* Task directions
Scan the entries below. List each line with "eighteenth".

%%

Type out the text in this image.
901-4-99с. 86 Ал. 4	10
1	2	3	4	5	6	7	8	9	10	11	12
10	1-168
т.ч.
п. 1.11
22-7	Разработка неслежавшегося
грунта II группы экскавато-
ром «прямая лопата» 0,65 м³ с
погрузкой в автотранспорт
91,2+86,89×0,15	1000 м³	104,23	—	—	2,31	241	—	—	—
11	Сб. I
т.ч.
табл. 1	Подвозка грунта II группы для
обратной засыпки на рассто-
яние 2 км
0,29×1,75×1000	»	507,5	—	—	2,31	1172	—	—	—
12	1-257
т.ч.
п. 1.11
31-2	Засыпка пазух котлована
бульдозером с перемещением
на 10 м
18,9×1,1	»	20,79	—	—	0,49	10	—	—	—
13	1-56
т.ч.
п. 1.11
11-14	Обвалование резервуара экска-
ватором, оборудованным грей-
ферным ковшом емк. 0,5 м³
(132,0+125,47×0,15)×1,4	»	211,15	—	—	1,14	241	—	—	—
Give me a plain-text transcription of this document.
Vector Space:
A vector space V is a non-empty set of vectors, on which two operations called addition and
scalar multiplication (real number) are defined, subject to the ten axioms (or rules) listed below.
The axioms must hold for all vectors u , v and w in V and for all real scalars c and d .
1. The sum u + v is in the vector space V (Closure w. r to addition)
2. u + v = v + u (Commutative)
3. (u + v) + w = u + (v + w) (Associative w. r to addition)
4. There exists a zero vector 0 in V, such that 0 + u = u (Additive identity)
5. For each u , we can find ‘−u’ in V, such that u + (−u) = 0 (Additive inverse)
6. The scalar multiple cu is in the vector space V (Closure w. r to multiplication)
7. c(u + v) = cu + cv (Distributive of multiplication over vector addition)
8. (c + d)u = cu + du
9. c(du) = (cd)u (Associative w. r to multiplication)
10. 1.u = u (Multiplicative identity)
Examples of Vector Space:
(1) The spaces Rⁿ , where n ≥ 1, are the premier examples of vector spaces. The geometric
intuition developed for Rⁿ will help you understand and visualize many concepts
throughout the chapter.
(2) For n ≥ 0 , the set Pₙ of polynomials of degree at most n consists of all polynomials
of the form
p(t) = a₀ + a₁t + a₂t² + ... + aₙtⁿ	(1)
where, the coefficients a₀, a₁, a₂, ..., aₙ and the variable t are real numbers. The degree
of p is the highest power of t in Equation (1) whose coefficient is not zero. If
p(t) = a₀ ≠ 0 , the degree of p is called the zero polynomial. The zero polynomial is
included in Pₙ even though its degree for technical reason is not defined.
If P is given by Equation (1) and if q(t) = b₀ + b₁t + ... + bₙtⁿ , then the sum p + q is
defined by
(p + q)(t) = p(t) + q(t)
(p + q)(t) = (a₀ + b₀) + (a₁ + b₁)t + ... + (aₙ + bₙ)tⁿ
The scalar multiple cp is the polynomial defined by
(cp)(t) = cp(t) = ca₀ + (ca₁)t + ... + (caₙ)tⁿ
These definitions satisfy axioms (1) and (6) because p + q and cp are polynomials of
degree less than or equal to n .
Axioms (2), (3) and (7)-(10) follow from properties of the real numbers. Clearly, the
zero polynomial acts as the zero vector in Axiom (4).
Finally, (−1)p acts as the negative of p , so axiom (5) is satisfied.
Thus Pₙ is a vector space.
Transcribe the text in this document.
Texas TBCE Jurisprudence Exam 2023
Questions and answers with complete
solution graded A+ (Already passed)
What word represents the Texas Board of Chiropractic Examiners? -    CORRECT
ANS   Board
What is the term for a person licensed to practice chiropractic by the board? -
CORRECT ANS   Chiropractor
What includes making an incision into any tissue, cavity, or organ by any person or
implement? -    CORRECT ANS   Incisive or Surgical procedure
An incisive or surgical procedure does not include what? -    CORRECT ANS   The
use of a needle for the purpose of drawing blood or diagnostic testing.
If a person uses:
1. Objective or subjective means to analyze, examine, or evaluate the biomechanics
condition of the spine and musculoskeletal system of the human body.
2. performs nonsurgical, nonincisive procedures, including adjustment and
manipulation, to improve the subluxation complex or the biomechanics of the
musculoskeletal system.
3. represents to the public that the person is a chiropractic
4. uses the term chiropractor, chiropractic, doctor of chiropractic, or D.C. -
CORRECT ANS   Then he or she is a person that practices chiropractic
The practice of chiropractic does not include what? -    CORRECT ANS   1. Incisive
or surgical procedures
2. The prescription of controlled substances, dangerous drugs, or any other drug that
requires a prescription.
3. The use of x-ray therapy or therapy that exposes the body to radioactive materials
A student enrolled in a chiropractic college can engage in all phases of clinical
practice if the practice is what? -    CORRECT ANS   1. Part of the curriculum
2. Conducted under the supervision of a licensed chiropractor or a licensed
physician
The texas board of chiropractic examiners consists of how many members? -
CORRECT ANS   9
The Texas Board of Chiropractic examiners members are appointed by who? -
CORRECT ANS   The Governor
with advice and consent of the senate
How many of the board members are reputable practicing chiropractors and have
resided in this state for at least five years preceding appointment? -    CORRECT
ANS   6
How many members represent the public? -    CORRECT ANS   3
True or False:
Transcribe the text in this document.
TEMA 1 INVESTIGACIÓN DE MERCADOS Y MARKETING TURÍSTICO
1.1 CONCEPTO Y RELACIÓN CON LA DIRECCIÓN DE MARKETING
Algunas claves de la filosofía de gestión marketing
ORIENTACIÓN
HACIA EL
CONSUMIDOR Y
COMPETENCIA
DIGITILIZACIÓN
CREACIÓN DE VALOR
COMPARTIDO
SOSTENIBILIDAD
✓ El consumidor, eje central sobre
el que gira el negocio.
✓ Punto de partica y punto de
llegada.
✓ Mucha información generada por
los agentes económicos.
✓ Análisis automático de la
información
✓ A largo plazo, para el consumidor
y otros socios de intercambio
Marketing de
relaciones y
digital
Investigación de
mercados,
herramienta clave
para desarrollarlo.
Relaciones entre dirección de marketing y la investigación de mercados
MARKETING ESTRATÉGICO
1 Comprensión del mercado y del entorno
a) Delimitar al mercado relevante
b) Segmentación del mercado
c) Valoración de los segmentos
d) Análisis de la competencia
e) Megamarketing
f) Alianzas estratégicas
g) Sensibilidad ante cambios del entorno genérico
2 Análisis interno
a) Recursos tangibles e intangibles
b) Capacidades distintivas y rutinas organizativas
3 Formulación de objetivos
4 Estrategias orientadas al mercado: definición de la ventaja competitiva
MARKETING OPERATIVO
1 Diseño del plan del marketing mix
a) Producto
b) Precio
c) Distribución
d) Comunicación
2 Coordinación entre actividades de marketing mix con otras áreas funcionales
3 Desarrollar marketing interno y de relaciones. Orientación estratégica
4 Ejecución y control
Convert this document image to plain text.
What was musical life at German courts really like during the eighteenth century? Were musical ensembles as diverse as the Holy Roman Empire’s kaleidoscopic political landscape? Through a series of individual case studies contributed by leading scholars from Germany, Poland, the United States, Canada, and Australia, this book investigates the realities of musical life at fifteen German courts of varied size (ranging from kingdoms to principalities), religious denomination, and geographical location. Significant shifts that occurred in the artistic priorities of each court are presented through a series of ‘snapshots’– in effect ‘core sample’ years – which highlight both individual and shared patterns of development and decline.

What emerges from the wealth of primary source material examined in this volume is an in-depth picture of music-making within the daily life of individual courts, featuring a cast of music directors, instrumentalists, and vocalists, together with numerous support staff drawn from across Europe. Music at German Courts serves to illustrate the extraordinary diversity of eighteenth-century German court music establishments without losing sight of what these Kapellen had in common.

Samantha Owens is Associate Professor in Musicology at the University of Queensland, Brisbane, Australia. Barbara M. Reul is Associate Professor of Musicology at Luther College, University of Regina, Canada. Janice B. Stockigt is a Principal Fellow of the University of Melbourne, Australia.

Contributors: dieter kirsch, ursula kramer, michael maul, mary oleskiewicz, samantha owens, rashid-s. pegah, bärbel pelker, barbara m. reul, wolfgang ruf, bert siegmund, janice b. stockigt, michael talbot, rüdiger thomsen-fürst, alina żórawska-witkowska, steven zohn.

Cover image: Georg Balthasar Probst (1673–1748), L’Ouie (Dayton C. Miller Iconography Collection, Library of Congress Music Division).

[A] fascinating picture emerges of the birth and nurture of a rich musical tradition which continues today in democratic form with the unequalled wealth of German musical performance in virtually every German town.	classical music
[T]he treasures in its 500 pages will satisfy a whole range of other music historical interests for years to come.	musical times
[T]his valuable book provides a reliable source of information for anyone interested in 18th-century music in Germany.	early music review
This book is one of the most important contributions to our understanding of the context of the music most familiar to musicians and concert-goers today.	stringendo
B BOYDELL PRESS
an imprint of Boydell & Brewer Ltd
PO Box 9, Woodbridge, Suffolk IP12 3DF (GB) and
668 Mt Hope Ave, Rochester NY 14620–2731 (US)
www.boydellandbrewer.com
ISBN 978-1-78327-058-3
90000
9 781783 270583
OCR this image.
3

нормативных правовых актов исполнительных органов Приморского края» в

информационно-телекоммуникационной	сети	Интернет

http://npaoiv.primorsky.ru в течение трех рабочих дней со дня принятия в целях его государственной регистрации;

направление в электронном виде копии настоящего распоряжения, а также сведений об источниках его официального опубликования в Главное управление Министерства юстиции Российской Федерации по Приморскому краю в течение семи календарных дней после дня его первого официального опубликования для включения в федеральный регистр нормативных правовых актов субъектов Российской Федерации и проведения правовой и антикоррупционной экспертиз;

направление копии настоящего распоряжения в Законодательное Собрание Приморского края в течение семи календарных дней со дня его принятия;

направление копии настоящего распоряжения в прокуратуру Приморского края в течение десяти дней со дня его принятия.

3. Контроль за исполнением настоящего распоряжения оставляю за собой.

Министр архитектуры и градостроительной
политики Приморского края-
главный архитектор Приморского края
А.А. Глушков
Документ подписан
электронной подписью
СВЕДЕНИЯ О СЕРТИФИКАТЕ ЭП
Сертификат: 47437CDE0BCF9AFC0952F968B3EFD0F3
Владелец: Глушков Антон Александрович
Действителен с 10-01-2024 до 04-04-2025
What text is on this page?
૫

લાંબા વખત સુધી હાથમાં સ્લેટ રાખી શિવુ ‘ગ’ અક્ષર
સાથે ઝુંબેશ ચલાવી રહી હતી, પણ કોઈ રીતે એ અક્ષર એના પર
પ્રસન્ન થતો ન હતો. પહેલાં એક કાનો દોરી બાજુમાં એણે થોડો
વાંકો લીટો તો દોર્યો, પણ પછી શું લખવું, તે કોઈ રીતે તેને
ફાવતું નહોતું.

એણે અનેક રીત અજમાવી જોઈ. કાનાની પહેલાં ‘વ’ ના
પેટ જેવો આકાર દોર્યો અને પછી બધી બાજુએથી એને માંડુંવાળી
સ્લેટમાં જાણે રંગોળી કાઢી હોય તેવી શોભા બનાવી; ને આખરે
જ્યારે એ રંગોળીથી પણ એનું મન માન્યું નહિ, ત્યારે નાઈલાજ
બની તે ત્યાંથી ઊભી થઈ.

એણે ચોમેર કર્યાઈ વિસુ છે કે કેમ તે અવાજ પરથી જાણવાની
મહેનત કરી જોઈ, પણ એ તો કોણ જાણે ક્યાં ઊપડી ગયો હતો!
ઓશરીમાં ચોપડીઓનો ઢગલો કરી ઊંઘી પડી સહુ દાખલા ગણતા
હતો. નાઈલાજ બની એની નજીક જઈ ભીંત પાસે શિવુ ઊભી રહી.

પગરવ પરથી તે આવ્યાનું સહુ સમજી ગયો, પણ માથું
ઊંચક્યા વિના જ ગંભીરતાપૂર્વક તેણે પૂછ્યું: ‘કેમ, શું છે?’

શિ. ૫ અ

%%

* Expected output
What was musical life at German courts really like during the eighteenth century? Were musical ensembles as diverse as the Holy Roman Empire’s kaleidoscopic political landscape? Through a series of individual case studies contributed by leading scholars from Germany, Poland, the United States, Canada, and Australia, this book investigates the realities of musical life at fifteen German courts of varied size (ranging from kingdoms to principalities), religious denomination, and geographical location. Significant shifts that occurred in the artistic priorities of each court are presented through a series of ‘snapshots’– in effect ‘core sample’ years – which highlight both individual and shared patterns of development and decline.
What emerges from the wealth of primary source material examined in this volume is an in-depth picture of music-making within the daily life of individual courts, featuring a cast of music directors, instrumentalists, and vocalists, together with numerous support staff drawn from across Europe. Music at German Courts serves to illustrate the extraordinary diversity of eighteenth-century German court music establishments without losing sight of what these Kapellen had in common.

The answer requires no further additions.